Records from a collection of figures:

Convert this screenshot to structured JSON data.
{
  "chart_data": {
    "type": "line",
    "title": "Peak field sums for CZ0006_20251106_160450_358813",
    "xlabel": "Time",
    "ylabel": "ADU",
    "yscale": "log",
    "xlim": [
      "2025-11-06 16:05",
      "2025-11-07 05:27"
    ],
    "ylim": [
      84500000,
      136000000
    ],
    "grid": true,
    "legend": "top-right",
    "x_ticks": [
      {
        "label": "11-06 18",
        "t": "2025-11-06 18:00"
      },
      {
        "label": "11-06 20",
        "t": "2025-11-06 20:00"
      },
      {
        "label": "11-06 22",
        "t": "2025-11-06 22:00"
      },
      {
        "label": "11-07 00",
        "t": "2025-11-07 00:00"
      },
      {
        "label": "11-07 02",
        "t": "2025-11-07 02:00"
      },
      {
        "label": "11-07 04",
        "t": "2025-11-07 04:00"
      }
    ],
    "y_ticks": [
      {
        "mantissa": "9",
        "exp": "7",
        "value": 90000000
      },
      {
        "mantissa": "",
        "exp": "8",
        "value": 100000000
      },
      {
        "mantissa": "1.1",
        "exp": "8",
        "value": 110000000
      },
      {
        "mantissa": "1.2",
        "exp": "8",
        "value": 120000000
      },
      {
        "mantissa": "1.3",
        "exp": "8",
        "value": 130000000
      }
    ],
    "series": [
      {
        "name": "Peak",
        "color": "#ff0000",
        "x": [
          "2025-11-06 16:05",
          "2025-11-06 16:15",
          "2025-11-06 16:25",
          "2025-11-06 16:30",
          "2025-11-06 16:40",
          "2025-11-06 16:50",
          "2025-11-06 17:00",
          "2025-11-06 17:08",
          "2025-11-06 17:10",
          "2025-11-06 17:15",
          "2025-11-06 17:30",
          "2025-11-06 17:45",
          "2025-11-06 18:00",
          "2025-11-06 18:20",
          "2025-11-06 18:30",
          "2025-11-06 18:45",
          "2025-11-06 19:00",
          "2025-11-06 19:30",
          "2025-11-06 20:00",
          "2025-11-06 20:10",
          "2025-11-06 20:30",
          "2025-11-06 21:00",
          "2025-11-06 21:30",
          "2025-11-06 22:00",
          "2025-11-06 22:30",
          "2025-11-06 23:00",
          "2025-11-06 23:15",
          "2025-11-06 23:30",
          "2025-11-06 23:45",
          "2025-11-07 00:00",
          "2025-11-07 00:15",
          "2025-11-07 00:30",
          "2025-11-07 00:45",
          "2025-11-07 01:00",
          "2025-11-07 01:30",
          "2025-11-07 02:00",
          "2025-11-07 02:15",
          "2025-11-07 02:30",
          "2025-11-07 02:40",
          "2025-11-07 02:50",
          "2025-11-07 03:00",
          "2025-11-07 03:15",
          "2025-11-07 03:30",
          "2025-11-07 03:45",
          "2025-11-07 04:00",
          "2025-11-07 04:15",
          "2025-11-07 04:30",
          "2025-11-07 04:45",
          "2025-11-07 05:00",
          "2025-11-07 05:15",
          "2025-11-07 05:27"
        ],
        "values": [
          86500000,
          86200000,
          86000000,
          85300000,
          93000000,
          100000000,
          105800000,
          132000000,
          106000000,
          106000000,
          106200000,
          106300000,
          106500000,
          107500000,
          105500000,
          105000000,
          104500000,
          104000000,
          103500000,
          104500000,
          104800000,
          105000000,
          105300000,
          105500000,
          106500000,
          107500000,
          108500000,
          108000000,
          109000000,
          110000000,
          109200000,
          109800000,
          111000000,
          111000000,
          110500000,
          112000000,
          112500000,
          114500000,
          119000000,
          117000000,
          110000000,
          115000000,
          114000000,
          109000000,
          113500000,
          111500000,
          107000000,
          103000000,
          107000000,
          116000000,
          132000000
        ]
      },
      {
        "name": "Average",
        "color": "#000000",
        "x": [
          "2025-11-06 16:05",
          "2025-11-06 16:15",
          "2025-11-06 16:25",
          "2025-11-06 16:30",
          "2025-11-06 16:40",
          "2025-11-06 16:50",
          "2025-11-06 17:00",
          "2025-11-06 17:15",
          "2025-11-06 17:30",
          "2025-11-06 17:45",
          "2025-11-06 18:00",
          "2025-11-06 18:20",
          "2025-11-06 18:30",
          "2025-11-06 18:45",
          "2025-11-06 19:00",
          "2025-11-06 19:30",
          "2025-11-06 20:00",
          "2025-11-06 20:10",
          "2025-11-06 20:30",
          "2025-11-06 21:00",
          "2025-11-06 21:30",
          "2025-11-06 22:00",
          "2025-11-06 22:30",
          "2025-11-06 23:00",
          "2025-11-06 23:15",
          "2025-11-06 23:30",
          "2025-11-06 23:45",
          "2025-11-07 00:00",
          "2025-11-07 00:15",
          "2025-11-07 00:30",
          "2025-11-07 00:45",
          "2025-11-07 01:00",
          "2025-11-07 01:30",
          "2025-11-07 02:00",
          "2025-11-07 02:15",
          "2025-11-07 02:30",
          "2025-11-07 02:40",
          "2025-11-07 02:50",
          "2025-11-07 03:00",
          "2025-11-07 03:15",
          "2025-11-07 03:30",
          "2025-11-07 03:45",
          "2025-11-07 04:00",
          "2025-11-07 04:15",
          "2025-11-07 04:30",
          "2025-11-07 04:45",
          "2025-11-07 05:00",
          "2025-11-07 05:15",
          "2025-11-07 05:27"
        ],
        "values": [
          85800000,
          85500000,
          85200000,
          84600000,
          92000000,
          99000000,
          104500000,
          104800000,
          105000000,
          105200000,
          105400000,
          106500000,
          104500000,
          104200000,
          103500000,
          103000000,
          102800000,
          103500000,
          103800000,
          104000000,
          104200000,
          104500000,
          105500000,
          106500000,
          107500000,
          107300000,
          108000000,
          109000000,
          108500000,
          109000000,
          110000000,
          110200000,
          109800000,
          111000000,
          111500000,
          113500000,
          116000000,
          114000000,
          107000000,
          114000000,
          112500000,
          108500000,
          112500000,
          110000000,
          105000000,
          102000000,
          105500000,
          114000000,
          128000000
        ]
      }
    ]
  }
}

▸ **Exercise description**: Set down every record above exactly as given.

▸ **Result**:
Convert this screenshot to structured JSON data.
{
  "chart_data": {
    "type": "line",
    "title": "Peak field sums for CZ0006_20251106_160450_358813",
    "xlabel": "Time",
    "ylabel": "ADU",
    "yscale": "log",
    "xlim": [
      "2025-11-06 16:05",
      "2025-11-07 05:27"
    ],
    "ylim": [
      84500000,
      136000000
    ],
    "grid": true,
    "legend": "top-right",
    "x_ticks": [
      {
        "label": "11-06 18",
        "t": "2025-11-06 18:00"
      },
      {
        "label": "11-06 20",
        "t": "2025-11-06 20:00"
      },
      {
        "label": "11-06 22",
        "t": "2025-11-06 22:00"
      },
      {
        "label": "11-07 00",
        "t": "2025-11-07 00:00"
      },
      {
        "label": "11-07 02",
        "t": "2025-11-07 02:00"
      },
      {
        "label": "11-07 04",
        "t": "2025-11-07 04:00"
      }
    ],
    "y_ticks": [
      {
        "mantissa": "9",
        "exp": "7",
        "value": 90000000
      },
      {
        "mantissa": "",
        "exp": "8",
        "value": 100000000
      },
      {
        "mantissa": "1.1",
        "exp": "8",
        "value": 110000000
      },
      {
        "mantissa": "1.2",
        "exp": "8",
        "value": 120000000
      },
      {
        "mantissa": "1.3",
        "exp": "8",
        "value": 130000000
      }
    ],
    "series": [
      {
        "name": "Peak",
        "color": "#ff0000",
        "x": [
          "2025-11-06 16:05",
          "2025-11-06 16:15",
          "2025-11-06 16:25",
          "2025-11-06 16:30",
          "2025-11-06 16:40",
          "2025-11-06 16:50",
          "2025-11-06 17:00",
          "2025-11-06 17:08",
          "2025-11-06 17:10",
          "2025-11-06 17:15",
          "2025-11-06 17:30",
          "2025-11-06 17:45",
          "2025-11-06 18:00",
          "2025-11-06 18:20",
          "2025-11-06 18:30",
          "2025-11-06 18:45",
          "2025-11-06 19:00",
          "2025-11-06 19:30",
          "2025-11-06 20:00",
          "2025-11-06 20:10",
          "2025-11-06 20:30",
          "2025-11-06 21:00",
          "2025-11-06 21:30",
          "2025-11-06 22:00",
          "2025-11-06 22:30",
          "2025-11-06 23:00",
          "2025-11-06 23:15",
          "2025-11-06 23:30",
          "2025-11-06 23:45",
          "2025-11-07 00:00",
          "2025-11-07 00:15",
          "2025-11-07 00:30",
          "2025-11-07 00:45",
          "2025-11-07 01:00",
          "2025-11-07 01:30",
          "2025-11-07 02:00",
          "2025-11-07 02:15",
          "2025-11-07 02:30",
          "2025-11-07 02:40",
          "2025-11-07 02:50",
          "2025-11-07 03:00",
          "2025-11-07 03:15",
          "2025-11-07 03:30",
          "2025-11-07 03:45",
          "2025-11-07 04:00",
          "2025-11-07 04:15",
          "2025-11-07 04:30",
          "2025-11-07 04:45",
          "2025-11-07 05:00",
          "2025-11-07 05:15",
          "2025-11-07 05:27"
        ],
        "values": [
          86500000,
          86200000,
          86000000,
          85300000,
          93000000,
          100000000,
          105800000,
          132000000,
          106000000,
          106000000,
          106200000,
          106300000,
          106500000,
          107500000,
          105500000,
          105000000,
          104500000,
          104000000,
          103500000,
          104500000,
          104800000,
          105000000,
          105300000,
          105500000,
          106500000,
          107500000,
          108500000,
          108000000,
          109000000,
          110000000,
          109200000,
          109800000,
          111000000,
          111000000,
          110500000,
          112000000,
          112500000,
          114500000,
          119000000,
          117000000,
          110000000,
          115000000,
          114000000,
          109000000,
          113500000,
          111500000,
          107000000,
          103000000,
          107000000,
          116000000,
          132000000
        ]
      },
      {
        "name": "Average",
        "color": "#000000",
        "x": [
          "2025-11-06 16:05",
          "2025-11-06 16:15",
          "2025-11-06 16:25",
          "2025-11-06 16:30",
          "2025-11-06 16:40",
          "2025-11-06 16:50",
          "2025-11-06 17:00",
          "2025-11-06 17:15",
          "2025-11-06 17:30",
          "2025-11-06 17:45",
          "2025-11-06 18:00",
          "2025-11-06 18:20",
          "2025-11-06 18:30",
          "2025-11-06 18:45",
          "2025-11-06 19:00",
          "2025-11-06 19:30",
          "2025-11-06 20:00",
          "2025-11-06 20:10",
          "2025-11-06 20:30",
          "2025-11-06 21:00",
          "2025-11-06 21:30",
          "2025-11-06 22:00",
          "2025-11-06 22:30",
          "2025-11-06 23:00",
          "2025-11-06 23:15",
          "2025-11-06 23:30",
          "2025-11-06 23:45",
          "2025-11-07 00:00",
          "2025-11-07 00:15",
          "2025-11-07 00:30",
          "2025-11-07 00:45",
          "2025-11-07 01:00",
          "2025-11-07 01:30",
          "2025-11-07 02:00",
          "2025-11-07 02:15",
          "2025-11-07 02:30",
          "2025-11-07 02:40",
          "2025-11-07 02:50",
          "2025-11-07 03:00",
          "2025-11-07 03:15",
          "2025-11-07 03:30",
          "2025-11-07 03:45",
          "2025-11-07 04:00",
          "2025-11-07 04:15",
          "2025-11-07 04:30",
          "2025-11-07 04:45",
          "2025-11-07 05:00",
          "2025-11-07 05:15",
          "2025-11-07 05:27"
        ],
        "values": [
          85800000,
          85500000,
          85200000,
          84600000,
          92000000,
          99000000,
          104500000,
          104800000,
          105000000,
          105200000,
          105400000,
          106500000,
          104500000,
          104200000,
          103500000,
          103000000,
          102800000,
          103500000,
          103800000,
          104000000,
          104200000,
          104500000,
          105500000,
          106500000,
          107500000,
          107300000,
          108000000,
          109000000,
          108500000,
          109000000,
          110000000,
          110200000,
          109800000,
          111000000,
          111500000,
          113500000,
          116000000,
          114000000,
          107000000,
          114000000,
          112500000,
          108500000,
          112500000,
          110000000,
          105000000,
          102000000,
          105500000,
          114000000,
          128000000
        ]
      }
    ]
  }
}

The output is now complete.